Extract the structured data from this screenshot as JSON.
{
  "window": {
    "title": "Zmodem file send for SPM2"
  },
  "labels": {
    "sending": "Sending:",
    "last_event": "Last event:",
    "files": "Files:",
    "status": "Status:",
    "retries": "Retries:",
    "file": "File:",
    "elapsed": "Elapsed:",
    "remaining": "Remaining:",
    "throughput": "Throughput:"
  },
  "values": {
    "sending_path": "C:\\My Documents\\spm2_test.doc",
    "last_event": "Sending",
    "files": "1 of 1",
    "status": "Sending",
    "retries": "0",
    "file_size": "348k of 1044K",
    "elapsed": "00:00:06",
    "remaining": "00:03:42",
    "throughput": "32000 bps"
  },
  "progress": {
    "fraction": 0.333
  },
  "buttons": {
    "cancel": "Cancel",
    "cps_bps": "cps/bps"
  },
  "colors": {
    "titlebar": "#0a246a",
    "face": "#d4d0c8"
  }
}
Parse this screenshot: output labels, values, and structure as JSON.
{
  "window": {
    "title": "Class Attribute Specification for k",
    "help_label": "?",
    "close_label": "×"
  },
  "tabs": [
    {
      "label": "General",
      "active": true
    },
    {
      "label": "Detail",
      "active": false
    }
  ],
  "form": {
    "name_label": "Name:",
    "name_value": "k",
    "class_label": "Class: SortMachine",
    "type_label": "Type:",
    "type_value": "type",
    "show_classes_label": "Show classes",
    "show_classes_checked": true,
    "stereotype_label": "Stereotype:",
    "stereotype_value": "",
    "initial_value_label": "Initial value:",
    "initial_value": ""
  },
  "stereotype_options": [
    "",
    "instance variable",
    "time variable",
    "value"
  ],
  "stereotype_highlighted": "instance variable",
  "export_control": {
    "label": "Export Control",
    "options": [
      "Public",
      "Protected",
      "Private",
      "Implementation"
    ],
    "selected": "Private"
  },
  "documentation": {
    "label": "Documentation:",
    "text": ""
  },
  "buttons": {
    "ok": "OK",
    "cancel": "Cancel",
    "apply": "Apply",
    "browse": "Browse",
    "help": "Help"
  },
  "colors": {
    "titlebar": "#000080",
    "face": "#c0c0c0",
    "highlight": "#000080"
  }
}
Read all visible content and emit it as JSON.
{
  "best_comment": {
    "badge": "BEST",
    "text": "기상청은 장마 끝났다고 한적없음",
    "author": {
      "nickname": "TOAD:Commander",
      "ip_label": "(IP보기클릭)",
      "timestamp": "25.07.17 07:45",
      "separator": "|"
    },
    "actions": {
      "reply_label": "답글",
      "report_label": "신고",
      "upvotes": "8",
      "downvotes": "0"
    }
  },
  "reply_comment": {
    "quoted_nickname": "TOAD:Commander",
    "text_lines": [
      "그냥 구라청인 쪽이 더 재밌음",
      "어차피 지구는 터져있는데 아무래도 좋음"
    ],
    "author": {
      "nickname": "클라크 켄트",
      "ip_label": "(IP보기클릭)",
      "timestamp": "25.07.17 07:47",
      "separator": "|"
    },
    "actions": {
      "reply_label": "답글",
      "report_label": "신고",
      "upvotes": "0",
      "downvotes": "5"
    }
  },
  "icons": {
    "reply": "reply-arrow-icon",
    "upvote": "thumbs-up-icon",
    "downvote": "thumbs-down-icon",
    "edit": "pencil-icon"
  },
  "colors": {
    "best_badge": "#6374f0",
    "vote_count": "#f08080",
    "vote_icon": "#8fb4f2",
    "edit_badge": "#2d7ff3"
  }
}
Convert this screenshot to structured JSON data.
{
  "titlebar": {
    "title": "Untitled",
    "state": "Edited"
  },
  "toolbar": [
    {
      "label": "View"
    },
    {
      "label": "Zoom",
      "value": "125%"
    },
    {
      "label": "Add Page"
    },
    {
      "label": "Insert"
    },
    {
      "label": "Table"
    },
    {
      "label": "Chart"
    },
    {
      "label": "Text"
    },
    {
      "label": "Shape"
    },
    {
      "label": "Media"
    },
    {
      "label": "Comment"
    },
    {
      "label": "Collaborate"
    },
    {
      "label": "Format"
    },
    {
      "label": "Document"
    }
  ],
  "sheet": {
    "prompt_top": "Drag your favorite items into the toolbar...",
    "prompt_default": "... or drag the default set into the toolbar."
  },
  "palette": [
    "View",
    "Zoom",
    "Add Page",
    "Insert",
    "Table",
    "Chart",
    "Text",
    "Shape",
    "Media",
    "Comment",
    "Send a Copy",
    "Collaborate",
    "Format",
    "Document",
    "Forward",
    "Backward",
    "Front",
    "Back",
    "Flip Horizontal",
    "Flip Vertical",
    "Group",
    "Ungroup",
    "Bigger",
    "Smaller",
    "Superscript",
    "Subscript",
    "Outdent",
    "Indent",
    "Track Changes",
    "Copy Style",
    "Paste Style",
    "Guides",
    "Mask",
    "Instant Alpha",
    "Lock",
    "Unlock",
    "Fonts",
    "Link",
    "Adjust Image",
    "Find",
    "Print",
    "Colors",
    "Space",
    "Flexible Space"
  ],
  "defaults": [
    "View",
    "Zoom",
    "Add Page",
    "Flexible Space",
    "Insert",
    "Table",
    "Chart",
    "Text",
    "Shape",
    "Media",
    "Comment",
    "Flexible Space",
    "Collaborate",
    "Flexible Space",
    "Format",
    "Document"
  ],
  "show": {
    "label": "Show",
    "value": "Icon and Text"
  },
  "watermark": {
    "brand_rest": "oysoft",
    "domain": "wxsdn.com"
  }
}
* * * * * * *
INSTRUCTION: Every entry must be quoted exactly as it appears above.

SOLUTION TO THIS EXERCISE:
Extract the structured data from this screenshot as JSON.
{
  "window": {
    "title": "Zmodem file send for SPM2"
  },
  "labels": {
    "sending": "Sending:",
    "last_event": "Last event:",
    "files": "Files:",
    "status": "Status:",
    "retries": "Retries:",
    "file": "File:",
    "elapsed": "Elapsed:",
    "remaining": "Remaining:",
    "throughput": "Throughput:"
  },
  "values": {
    "sending_path": "C:\\My Documents\\spm2_test.doc",
    "last_event": "Sending",
    "files": "1 of 1",
    "status": "Sending",
    "retries": "0",
    "file_size": "348k of 1044K",
    "elapsed": "00:00:06",
    "remaining": "00:03:42",
    "throughput": "32000 bps"
  },
  "progress": {
    "fraction": 0.333
  },
  "buttons": {
    "cancel": "Cancel",
    "cps_bps": "cps/bps"
  },
  "colors": {
    "titlebar": "#0a246a",
    "face": "#d4d0c8"
  }
}
Parse this screenshot: output labels, values, and structure as JSON.
{
  "window": {
    "title": "Class Attribute Specification for k",
    "help_label": "?",
    "close_label": "×"
  },
  "tabs": [
    {
      "label": "General",
      "active": true
    },
    {
      "label": "Detail",
      "active": false
    }
  ],
  "form": {
    "name_label": "Name:",
    "name_value": "k",
    "class_label": "Class: SortMachine",
    "type_label": "Type:",
    "type_value": "type",
    "show_classes_label": "Show classes",
    "show_classes_checked": true,
    "stereotype_label": "Stereotype:",
    "stereotype_value": "",
    "initial_value_label": "Initial value:",
    "initial_value": ""
  },
  "stereotype_options": [
    "",
    "instance variable",
    "time variable",
    "value"
  ],
  "stereotype_highlighted": "instance variable",
  "export_control": {
    "label": "Export Control",
    "options": [
      "Public",
      "Protected",
      "Private",
      "Implementation"
    ],
    "selected": "Private"
  },
  "documentation": {
    "label": "Documentation:",
    "text": ""
  },
  "buttons": {
    "ok": "OK",
    "cancel": "Cancel",
    "apply": "Apply",
    "browse": "Browse",
    "help": "Help"
  },
  "colors": {
    "titlebar": "#000080",
    "face": "#c0c0c0",
    "highlight": "#000080"
  }
}
Read all visible content and emit it as JSON.
{
  "best_comment": {
    "badge": "BEST",
    "text": "기상청은 장마 끝났다고 한적없음",
    "author": {
      "nickname": "TOAD:Commander",
      "ip_label": "(IP보기클릭)",
      "timestamp": "25.07.17 07:45",
      "separator": "|"
    },
    "actions": {
      "reply_label": "답글",
      "report_label": "신고",
      "upvotes": "8",
      "downvotes": "0"
    }
  },
  "reply_comment": {
    "quoted_nickname": "TOAD:Commander",
    "text_lines": [
      "그냥 구라청인 쪽이 더 재밌음",
      "어차피 지구는 터져있는데 아무래도 좋음"
    ],
    "author": {
      "nickname": "클라크 켄트",
      "ip_label": "(IP보기클릭)",
      "timestamp": "25.07.17 07:47",
      "separator": "|"
    },
    "actions": {
      "reply_label": "답글",
      "report_label": "신고",
      "upvotes": "0",
      "downvotes": "5"
    }
  },
  "icons": {
    "reply": "reply-arrow-icon",
    "upvote": "thumbs-up-icon",
    "downvote": "thumbs-down-icon",
    "edit": "pencil-icon"
  },
  "colors": {
    "best_badge": "#6374f0",
    "vote_count": "#f08080",
    "vote_icon": "#8fb4f2",
    "edit_badge": "#2d7ff3"
  }
}
Convert this screenshot to structured JSON data.
{
  "titlebar": {
    "title": "Untitled",
    "state": "Edited"
  },
  "toolbar": [
    {
      "label": "View"
    },
    {
      "label": "Zoom",
      "value": "125%"
    },
    {
      "label": "Add Page"
    },
    {
      "label": "Insert"
    },
    {
      "label": "Table"
    },
    {
      "label": "Chart"
    },
    {
      "label": "Text"
    },
    {
      "label": "Shape"
    },
    {
      "label": "Media"
    },
    {
      "label": "Comment"
    },
    {
      "label": "Collaborate"
    },
    {
      "label": "Format"
    },
    {
      "label": "Document"
    }
  ],
  "sheet": {
    "prompt_top": "Drag your favorite items into the toolbar...",
    "prompt_default": "... or drag the default set into the toolbar."
  },
  "palette": [
    "View",
    "Zoom",
    "Add Page",
    "Insert",
    "Table",
    "Chart",
    "Text",
    "Shape",
    "Media",
    "Comment",
    "Send a Copy",
    "Collaborate",
    "Format",
    "Document",
    "Forward",
    "Backward",
    "Front",
    "Back",
    "Flip Horizontal",
    "Flip Vertical",
    "Group",
    "Ungroup",
    "Bigger",
    "Smaller",
    "Superscript",
    "Subscript",
    "Outdent",
    "Indent",
    "Track Changes",
    "Copy Style",
    "Paste Style",
    "Guides",
    "Mask",
    "Instant Alpha",
    "Lock",
    "Unlock",
    "Fonts",
    "Link",
    "Adjust Image",
    "Find",
    "Print",
    "Colors",
    "Space",
    "Flexible Space"
  ],
  "defaults": [
    "View",
    "Zoom",
    "Add Page",
    "Flexible Space",
    "Insert",
    "Table",
    "Chart",
    "Text",
    "Shape",
    "Media",
    "Comment",
    "Flexible Space",
    "Collaborate",
    "Flexible Space",
    "Format",
    "Document"
  ],
  "show": {
    "label": "Show",
    "value": "Icon and Text"
  },
  "watermark": {
    "brand_rest": "oysoft",
    "domain": "wxsdn.com"
  }
}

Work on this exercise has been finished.